INFORMATION SHOWN —
- - - -

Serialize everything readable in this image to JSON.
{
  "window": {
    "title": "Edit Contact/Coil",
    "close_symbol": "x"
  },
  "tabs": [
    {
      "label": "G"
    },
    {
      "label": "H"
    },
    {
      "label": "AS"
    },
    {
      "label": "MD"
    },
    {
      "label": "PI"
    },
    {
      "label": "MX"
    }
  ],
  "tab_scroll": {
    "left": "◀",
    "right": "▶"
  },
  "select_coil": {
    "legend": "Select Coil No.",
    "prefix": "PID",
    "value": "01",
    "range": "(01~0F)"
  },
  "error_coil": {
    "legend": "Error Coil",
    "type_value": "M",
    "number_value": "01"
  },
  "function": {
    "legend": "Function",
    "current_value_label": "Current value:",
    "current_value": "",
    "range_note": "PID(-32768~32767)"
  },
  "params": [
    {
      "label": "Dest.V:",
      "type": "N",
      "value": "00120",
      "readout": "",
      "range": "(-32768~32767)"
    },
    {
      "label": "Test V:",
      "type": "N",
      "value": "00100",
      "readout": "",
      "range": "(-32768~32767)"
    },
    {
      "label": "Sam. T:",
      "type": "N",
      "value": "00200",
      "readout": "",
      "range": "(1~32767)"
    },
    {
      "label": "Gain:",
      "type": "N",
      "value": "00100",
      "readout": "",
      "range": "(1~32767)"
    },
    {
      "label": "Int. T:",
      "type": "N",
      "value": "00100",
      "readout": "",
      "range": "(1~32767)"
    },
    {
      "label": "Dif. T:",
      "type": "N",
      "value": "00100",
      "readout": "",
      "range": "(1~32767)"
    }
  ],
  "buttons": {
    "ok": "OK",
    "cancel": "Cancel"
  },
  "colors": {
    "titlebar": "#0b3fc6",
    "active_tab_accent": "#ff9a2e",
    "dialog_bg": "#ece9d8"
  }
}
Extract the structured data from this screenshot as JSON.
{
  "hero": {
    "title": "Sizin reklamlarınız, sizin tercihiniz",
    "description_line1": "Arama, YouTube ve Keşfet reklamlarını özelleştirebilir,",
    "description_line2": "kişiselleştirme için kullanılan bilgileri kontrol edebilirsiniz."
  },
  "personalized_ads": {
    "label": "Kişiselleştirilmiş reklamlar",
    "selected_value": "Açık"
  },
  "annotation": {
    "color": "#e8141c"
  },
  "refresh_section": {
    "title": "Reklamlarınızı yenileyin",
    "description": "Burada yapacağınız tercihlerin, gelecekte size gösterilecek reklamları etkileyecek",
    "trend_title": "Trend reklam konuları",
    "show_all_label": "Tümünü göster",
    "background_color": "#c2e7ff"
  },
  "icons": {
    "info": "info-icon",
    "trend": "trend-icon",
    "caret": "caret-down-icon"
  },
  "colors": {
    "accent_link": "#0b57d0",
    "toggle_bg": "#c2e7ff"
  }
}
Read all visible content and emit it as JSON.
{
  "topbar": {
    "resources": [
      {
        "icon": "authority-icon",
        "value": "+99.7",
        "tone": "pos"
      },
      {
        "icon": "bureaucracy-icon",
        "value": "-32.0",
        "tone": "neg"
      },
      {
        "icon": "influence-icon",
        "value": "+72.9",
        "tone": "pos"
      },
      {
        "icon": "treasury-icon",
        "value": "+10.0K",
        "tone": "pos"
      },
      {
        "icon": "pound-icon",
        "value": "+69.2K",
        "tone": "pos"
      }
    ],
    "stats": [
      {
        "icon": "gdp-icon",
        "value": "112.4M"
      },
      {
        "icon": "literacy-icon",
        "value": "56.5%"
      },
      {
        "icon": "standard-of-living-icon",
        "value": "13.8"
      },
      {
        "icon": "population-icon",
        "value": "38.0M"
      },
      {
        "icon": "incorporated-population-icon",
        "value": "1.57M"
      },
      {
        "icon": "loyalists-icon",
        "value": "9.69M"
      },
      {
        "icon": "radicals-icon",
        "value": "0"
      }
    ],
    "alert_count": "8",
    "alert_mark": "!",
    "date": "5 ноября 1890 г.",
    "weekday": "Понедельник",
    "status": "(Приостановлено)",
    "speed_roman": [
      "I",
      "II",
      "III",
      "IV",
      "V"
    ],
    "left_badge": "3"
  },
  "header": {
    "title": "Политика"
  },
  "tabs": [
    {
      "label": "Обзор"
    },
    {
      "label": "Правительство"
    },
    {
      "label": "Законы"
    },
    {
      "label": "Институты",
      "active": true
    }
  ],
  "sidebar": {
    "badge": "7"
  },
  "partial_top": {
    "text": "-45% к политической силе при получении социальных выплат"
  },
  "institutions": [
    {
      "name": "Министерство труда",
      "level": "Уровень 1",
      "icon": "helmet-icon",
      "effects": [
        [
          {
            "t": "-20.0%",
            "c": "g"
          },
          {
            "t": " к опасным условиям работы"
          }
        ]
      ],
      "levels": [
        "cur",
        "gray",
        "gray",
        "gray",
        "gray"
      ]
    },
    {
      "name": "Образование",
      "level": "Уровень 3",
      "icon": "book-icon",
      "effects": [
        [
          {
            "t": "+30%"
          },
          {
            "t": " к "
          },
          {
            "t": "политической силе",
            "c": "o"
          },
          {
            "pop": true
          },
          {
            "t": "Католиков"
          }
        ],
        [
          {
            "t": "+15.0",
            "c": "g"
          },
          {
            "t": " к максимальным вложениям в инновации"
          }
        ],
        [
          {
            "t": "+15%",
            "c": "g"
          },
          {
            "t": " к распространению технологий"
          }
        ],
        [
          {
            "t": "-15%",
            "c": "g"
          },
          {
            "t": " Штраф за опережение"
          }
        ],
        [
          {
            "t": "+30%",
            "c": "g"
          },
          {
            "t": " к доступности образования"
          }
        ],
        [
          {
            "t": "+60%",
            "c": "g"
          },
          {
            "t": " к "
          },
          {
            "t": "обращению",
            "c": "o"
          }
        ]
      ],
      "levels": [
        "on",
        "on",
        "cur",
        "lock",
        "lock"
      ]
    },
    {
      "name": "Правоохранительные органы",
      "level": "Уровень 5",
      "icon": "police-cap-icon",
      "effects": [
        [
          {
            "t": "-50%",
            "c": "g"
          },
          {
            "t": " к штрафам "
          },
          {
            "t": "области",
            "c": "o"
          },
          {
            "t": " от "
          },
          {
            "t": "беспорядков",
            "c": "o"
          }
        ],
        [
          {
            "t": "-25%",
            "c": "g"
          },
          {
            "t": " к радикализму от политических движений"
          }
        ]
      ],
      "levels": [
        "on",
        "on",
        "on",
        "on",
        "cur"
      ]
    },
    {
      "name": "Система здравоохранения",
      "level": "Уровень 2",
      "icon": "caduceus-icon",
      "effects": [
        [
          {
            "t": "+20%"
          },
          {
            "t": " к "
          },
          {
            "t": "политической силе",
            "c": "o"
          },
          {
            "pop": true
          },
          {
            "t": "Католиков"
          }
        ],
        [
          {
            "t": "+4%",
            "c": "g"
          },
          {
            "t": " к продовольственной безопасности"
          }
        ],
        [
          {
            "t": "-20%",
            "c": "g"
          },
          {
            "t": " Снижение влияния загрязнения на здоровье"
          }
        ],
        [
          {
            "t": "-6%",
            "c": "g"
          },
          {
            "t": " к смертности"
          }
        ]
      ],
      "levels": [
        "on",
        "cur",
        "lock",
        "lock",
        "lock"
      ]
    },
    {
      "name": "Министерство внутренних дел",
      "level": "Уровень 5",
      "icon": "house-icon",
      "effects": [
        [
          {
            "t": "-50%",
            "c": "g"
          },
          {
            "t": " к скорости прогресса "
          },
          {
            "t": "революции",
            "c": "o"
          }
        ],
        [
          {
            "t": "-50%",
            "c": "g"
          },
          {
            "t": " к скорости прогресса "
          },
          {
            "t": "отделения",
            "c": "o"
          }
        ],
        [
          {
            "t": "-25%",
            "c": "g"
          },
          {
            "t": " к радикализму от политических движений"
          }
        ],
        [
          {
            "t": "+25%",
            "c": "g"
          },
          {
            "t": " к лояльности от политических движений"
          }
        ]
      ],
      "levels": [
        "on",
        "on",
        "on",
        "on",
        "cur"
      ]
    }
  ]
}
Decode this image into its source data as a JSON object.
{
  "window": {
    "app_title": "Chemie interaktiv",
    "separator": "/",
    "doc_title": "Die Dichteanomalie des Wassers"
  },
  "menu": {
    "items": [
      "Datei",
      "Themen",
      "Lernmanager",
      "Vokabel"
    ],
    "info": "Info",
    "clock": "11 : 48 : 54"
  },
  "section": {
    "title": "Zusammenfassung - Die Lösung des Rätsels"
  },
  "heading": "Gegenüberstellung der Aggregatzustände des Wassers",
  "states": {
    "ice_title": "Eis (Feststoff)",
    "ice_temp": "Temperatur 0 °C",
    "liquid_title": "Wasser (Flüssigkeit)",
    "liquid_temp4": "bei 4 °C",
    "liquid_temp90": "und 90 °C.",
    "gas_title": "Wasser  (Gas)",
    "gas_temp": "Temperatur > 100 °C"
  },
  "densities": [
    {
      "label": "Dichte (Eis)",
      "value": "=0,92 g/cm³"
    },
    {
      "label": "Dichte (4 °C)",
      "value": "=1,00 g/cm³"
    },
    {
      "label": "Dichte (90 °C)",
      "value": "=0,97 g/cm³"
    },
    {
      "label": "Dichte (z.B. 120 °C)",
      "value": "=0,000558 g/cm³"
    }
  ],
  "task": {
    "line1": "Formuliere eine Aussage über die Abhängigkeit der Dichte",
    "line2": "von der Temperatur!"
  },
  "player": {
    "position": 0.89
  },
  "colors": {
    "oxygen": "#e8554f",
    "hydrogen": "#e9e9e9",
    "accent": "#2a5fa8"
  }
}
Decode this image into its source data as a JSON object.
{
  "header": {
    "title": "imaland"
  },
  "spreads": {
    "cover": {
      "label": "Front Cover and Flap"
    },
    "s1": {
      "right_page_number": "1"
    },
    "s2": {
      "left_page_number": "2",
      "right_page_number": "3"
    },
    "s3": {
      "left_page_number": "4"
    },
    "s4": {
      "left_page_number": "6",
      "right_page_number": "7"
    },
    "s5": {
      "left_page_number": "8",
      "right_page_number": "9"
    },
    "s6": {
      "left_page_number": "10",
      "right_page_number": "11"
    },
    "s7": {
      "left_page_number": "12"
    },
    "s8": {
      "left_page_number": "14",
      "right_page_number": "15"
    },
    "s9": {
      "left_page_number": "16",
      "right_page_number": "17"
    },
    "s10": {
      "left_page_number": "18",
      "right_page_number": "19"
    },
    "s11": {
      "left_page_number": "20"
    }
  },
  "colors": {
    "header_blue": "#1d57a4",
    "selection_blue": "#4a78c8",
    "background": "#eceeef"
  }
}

- - - -

WORK TO COMPLETE — List all lines from the entries that include the word "legend".

ANSWER TO THIS PROBLEM —
    "legend": "Select Coil No.",
    "legend": "Error Coil",
    "legend": "Function",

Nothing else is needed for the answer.